• [Exercise brief]: Find all the lines with "CLOCK" and gather them.

• [Dataset items]:
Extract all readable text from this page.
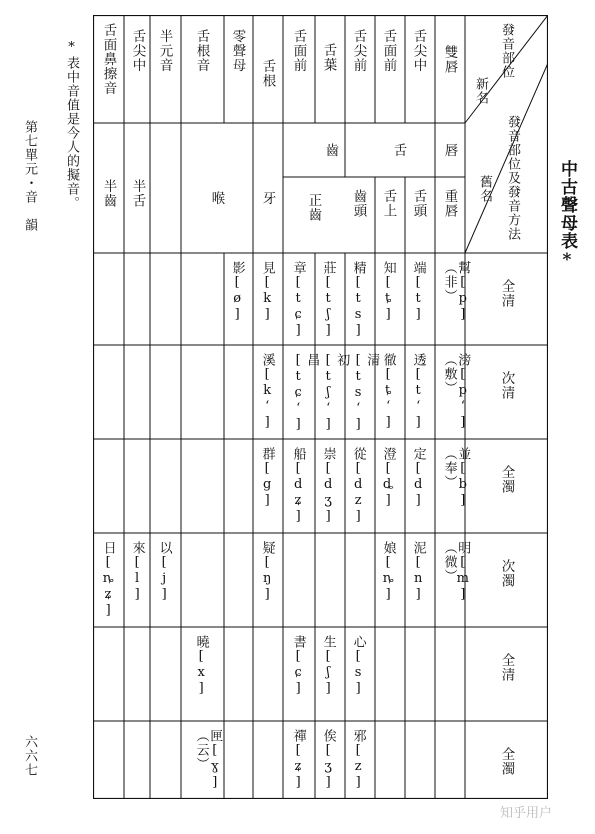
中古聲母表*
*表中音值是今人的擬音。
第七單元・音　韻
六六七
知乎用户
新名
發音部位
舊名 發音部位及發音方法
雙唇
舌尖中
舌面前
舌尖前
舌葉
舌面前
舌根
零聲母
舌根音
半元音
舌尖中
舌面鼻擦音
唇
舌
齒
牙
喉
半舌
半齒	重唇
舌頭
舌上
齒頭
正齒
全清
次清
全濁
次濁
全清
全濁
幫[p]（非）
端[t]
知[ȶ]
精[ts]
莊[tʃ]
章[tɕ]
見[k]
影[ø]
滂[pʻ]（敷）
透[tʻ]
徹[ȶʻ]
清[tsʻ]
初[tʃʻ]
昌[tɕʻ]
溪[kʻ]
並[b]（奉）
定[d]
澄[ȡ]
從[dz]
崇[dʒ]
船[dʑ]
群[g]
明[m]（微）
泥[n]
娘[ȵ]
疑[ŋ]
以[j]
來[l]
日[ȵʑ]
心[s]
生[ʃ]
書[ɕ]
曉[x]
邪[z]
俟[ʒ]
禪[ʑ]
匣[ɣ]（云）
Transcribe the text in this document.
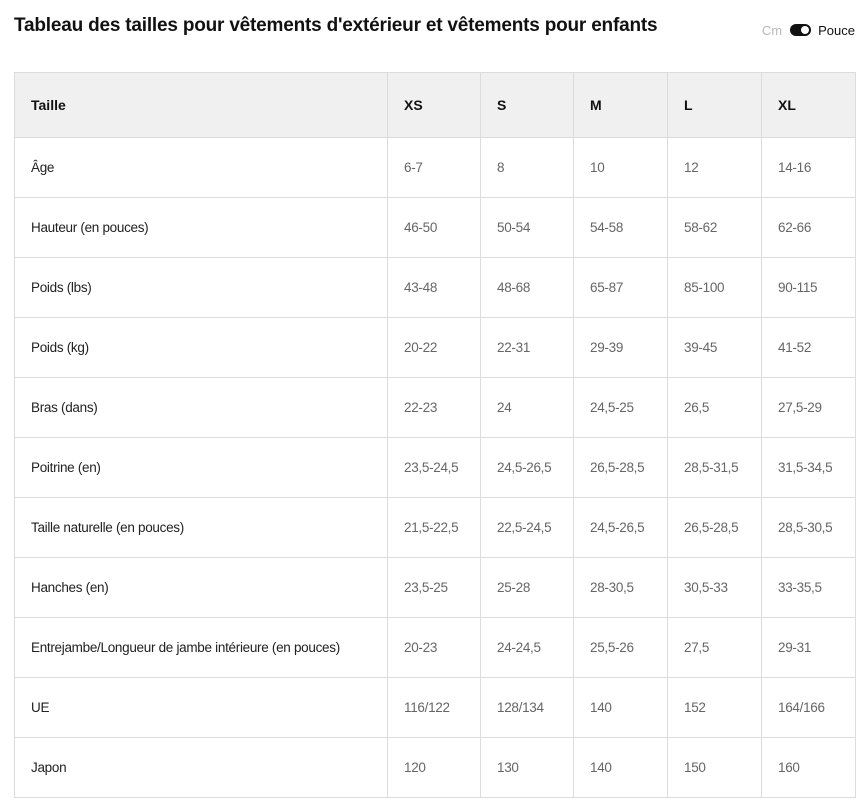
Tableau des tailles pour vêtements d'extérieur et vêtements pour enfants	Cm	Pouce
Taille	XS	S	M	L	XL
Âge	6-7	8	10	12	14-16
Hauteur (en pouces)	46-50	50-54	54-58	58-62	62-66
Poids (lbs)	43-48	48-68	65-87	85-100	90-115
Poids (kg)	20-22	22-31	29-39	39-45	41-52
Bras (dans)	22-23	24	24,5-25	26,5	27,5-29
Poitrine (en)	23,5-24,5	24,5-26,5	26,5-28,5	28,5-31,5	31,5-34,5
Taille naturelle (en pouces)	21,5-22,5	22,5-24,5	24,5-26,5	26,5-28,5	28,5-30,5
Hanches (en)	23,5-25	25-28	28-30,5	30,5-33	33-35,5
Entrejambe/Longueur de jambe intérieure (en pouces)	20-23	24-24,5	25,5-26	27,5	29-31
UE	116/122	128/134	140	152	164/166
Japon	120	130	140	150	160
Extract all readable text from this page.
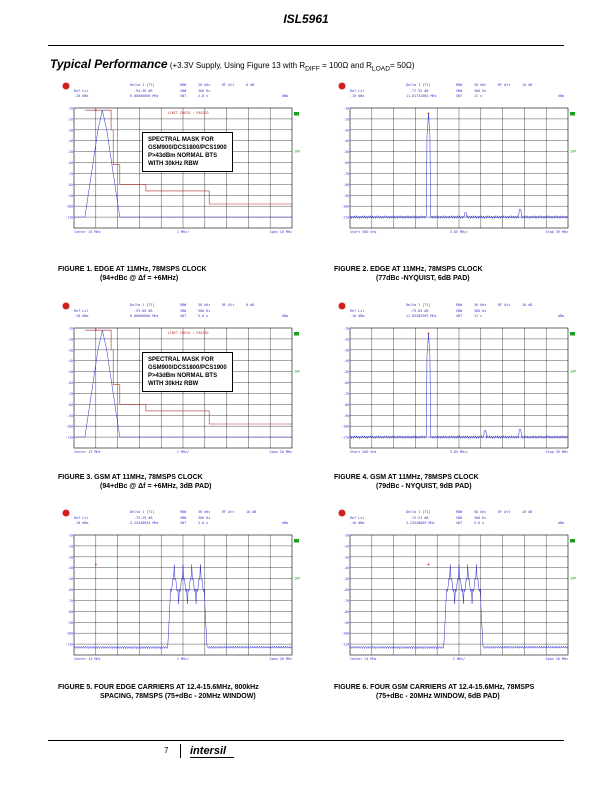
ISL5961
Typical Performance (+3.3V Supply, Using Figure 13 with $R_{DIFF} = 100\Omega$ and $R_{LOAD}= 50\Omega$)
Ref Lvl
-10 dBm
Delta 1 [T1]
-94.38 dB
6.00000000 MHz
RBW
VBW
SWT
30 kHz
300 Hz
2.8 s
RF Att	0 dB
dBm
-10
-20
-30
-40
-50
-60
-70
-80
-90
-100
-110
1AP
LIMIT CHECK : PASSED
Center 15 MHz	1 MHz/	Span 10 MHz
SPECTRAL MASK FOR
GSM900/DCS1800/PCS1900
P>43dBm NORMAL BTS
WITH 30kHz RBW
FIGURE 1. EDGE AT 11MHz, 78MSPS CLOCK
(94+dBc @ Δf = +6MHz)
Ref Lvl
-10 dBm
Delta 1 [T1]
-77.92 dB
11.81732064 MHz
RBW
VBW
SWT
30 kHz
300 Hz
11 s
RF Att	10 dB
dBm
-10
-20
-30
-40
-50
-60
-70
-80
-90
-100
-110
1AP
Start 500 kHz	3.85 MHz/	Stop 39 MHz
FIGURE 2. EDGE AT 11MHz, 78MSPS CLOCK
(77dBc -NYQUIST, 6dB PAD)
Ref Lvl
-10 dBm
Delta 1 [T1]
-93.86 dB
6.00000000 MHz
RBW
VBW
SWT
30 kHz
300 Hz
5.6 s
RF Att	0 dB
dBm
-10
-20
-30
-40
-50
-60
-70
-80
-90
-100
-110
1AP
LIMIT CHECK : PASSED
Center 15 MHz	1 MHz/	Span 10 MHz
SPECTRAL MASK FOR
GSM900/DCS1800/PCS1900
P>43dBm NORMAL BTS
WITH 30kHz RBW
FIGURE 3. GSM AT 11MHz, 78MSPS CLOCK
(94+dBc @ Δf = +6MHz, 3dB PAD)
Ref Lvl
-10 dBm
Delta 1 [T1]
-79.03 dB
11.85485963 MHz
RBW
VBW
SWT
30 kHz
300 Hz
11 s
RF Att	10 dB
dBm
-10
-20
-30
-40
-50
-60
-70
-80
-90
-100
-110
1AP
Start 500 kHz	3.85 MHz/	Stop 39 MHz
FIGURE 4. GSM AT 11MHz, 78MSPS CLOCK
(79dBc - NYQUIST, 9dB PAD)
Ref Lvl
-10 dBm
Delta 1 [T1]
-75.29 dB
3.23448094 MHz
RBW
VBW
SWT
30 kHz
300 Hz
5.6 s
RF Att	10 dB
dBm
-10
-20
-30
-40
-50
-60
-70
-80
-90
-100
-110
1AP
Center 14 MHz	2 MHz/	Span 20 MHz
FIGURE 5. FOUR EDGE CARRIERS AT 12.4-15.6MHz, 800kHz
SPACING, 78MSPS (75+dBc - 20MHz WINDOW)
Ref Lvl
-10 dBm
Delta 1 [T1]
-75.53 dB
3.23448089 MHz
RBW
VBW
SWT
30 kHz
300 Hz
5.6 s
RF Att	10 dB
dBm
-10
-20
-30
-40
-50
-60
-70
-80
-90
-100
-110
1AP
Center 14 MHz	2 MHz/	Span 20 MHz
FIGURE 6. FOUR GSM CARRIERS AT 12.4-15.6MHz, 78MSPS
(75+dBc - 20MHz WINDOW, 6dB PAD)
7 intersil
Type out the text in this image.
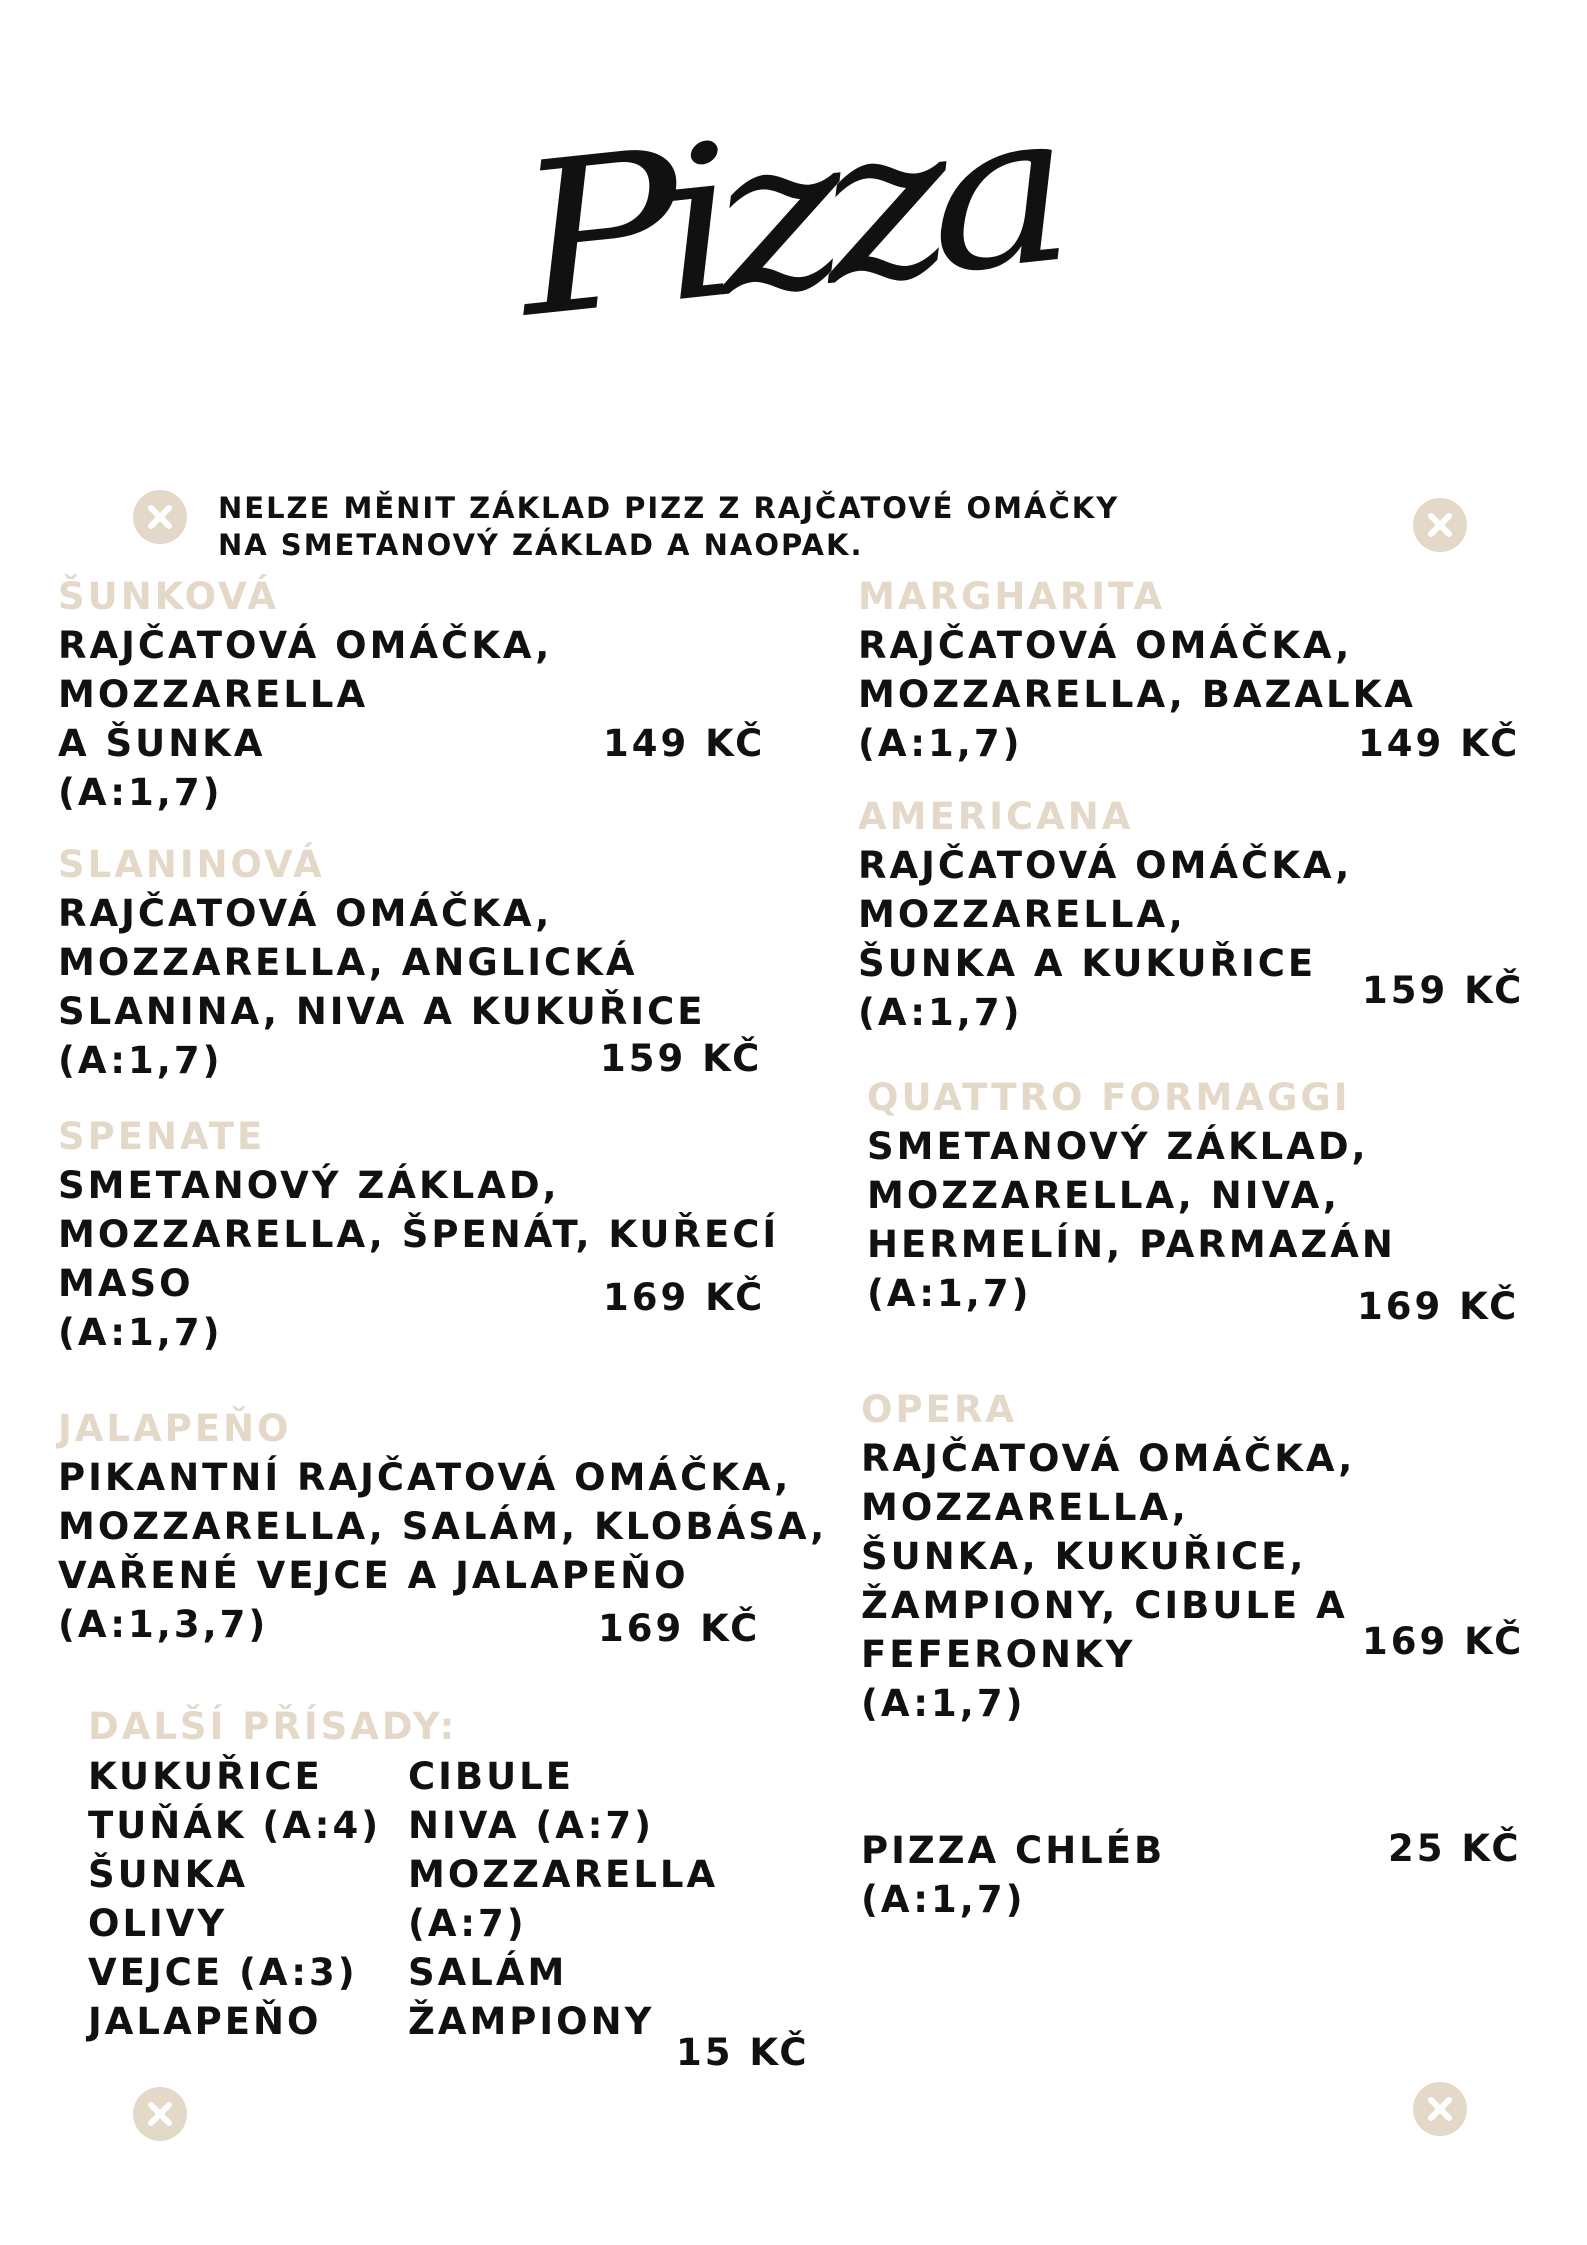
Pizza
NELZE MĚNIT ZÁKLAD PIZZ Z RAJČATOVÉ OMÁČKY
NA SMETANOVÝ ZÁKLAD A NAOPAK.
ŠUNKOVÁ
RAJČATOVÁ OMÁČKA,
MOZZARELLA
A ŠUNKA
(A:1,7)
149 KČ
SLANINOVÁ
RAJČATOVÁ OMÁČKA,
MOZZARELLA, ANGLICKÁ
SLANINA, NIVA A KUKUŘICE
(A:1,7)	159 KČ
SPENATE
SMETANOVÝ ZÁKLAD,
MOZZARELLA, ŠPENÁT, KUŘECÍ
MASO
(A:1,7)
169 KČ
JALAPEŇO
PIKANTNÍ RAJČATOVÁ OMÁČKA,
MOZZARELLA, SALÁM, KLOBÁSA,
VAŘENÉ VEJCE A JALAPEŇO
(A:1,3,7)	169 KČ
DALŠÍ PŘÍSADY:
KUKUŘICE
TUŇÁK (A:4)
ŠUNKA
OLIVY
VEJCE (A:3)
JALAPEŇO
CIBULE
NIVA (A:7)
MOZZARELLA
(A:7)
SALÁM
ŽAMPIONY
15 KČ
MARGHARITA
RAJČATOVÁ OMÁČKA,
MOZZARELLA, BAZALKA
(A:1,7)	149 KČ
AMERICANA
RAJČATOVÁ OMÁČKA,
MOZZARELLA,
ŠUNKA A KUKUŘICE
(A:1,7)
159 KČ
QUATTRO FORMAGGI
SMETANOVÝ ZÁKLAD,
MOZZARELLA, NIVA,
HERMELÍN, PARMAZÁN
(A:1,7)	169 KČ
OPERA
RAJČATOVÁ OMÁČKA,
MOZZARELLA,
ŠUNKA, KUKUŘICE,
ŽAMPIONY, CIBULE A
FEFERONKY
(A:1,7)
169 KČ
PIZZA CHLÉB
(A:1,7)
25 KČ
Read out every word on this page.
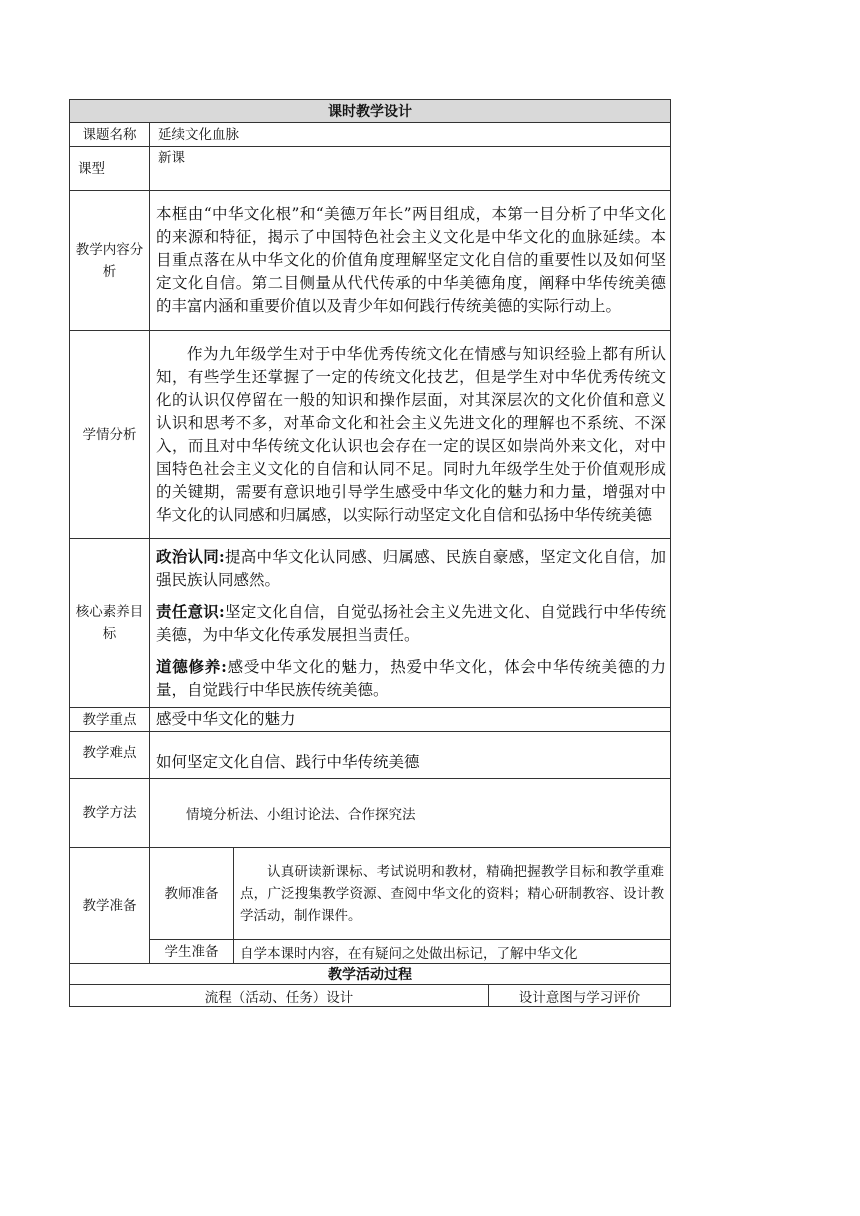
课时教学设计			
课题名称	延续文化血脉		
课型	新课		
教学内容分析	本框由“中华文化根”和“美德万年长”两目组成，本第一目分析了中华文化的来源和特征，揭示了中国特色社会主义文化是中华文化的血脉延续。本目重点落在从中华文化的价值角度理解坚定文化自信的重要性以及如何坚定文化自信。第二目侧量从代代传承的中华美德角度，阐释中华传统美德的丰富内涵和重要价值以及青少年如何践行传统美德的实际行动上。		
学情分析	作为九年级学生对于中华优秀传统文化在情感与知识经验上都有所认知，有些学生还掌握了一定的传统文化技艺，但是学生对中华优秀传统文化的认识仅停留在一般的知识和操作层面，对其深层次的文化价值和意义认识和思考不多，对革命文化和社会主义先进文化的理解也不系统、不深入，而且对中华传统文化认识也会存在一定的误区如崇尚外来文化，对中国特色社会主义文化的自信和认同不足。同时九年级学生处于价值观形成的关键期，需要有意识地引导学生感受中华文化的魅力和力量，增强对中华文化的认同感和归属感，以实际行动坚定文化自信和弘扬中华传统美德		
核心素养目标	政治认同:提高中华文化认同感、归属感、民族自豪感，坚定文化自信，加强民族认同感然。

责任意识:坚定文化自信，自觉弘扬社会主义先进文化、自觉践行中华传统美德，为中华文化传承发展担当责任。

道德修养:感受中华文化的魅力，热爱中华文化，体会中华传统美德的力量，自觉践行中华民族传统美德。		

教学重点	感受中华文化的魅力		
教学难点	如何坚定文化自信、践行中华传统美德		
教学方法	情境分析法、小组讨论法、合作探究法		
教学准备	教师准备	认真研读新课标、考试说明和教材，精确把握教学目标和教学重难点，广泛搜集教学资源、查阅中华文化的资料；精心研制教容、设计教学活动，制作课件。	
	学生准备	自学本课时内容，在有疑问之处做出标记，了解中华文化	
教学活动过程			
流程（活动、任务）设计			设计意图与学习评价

• [Written answer]:
FIGURE 1. EDGE AT 11MHz, 78MSPS CLOCK
FIGURE 2. EDGE AT 11MHz, 78MSPS CLOCK
FIGURE 3. GSM AT 11MHz, 78MSPS CLOCK
FIGURE 4. GSM AT 11MHz, 78MSPS CLOCK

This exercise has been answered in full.